## Goal of the exercise
Please rewrite the data starting at the first line and ending at the line containing "sidebar [0, 123, 72, 712]", swapping "interactable" for "clickable" and leaving everything else unchanged.

[Bounding box entries]
========================================================================

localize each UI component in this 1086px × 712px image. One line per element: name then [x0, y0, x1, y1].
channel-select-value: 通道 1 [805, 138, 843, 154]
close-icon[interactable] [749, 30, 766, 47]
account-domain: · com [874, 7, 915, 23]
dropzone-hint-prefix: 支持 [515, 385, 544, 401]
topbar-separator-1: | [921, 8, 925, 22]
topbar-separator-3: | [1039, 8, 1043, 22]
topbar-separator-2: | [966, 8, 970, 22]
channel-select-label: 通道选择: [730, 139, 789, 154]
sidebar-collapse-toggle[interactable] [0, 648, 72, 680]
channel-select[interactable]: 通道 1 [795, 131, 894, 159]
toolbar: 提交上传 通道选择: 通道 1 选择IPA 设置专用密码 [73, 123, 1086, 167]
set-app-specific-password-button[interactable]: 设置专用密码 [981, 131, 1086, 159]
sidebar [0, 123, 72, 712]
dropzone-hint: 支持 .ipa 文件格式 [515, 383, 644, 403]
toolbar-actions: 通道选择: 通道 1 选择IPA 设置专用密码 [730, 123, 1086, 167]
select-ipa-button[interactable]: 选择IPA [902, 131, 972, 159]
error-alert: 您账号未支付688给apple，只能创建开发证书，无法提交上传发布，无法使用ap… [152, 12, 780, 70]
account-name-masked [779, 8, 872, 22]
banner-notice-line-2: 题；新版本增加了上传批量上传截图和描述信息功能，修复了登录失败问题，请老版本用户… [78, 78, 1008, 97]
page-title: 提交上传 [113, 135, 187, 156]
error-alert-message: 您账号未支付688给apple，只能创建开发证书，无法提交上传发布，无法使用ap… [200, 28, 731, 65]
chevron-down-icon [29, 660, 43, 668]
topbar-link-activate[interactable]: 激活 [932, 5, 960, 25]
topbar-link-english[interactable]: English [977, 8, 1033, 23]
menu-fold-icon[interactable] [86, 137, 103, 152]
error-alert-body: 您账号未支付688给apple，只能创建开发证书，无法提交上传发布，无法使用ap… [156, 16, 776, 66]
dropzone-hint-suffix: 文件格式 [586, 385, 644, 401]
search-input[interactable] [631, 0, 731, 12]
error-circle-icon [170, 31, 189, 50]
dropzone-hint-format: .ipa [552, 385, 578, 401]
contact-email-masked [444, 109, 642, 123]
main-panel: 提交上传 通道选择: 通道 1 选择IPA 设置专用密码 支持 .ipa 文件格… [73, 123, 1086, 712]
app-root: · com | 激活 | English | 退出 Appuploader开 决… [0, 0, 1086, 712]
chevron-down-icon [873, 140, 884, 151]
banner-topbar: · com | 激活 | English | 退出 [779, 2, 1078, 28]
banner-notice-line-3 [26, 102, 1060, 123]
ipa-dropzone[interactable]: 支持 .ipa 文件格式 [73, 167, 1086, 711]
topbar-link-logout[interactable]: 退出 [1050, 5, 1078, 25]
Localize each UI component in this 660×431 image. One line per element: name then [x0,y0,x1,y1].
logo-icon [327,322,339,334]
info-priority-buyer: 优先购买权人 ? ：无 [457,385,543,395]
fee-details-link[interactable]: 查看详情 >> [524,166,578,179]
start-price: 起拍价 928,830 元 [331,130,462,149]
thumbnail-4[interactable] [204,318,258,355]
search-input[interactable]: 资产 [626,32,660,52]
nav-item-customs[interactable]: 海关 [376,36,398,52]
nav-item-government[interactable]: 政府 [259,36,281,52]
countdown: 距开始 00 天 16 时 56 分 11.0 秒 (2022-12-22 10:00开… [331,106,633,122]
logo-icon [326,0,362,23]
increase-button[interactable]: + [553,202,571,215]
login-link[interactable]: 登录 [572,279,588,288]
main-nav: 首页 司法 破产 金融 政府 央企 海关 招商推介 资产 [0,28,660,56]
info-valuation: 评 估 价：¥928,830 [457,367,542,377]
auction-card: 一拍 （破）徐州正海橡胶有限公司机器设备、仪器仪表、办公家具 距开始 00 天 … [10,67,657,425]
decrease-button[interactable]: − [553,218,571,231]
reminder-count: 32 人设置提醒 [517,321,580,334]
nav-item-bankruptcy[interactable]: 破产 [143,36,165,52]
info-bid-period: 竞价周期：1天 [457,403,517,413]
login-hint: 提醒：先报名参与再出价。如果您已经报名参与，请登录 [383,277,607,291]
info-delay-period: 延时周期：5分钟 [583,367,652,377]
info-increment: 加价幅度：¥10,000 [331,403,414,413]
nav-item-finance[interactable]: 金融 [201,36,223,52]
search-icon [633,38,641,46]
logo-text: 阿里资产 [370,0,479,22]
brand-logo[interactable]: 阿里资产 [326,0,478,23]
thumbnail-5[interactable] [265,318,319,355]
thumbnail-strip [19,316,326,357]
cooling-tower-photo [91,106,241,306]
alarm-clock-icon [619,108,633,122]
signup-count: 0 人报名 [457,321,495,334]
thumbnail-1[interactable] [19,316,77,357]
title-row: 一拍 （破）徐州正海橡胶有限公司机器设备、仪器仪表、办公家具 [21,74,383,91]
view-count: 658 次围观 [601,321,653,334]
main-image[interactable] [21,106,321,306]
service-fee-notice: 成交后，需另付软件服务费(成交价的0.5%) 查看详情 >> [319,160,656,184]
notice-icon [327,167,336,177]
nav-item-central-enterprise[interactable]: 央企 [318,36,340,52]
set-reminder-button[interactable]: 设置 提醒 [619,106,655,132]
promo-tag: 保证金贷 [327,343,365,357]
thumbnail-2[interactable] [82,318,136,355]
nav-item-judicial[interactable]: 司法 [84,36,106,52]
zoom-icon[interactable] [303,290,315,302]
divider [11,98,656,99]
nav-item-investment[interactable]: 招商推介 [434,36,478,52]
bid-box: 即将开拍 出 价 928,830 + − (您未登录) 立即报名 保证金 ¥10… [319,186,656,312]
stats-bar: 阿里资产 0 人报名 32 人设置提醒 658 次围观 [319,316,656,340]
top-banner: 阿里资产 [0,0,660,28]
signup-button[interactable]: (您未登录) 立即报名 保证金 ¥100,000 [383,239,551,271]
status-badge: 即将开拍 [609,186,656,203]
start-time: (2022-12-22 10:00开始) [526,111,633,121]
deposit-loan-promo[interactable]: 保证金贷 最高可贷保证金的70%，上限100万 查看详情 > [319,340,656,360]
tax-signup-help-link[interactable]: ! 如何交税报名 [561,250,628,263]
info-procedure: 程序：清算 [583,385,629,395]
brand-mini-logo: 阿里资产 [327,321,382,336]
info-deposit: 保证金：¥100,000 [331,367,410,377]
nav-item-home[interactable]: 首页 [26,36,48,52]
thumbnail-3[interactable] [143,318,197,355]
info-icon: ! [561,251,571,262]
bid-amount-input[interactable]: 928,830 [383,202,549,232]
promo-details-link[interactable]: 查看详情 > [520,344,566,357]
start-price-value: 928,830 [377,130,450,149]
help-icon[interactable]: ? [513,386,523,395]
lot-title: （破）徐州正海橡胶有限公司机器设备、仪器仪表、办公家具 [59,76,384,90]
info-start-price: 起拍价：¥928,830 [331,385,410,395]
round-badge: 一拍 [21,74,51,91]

========================================================================

## Complete output
localize each UI component in this 1086px × 712px image. One line per element: name then [x0, y0, x1, y1].
channel-select-value: 通道 1 [805, 138, 843, 154]
close-icon[clickable] [749, 30, 766, 47]
account-domain: · com [874, 7, 915, 23]
dropzone-hint-prefix: 支持 [515, 385, 544, 401]
topbar-separator-1: | [921, 8, 925, 22]
topbar-separator-3: | [1039, 8, 1043, 22]
topbar-separator-2: | [966, 8, 970, 22]
channel-select-label: 通道选择: [730, 139, 789, 154]
sidebar-collapse-toggle[clickable] [0, 648, 72, 680]
channel-select[clickable]: 通道 1 [795, 131, 894, 159]
toolbar: 提交上传 通道选择: 通道 1 选择IPA 设置专用密码 [73, 123, 1086, 167]
set-app-specific-password-button[clickable]: 设置专用密码 [981, 131, 1086, 159]
sidebar [0, 123, 72, 712]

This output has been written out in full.